▼▼▼

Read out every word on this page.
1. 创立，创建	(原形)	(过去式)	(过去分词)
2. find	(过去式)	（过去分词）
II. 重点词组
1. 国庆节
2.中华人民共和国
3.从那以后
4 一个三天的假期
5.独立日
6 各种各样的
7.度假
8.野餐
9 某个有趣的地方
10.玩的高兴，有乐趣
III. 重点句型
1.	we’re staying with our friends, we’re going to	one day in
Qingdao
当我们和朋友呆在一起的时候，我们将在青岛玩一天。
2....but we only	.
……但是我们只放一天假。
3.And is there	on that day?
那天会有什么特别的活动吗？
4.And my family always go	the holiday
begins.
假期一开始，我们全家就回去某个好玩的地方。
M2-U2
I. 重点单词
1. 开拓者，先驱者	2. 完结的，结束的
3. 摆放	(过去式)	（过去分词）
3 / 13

▲▲▲

→ Directions for this task
Return from the data every line that holds "过去分词".

→ Answer for this exercise
1. 创立，创建	(原形)	(过去式)	(过去分词)
2. find	(过去式)	（过去分词）
3. 摆放	(过去式)	（过去分词）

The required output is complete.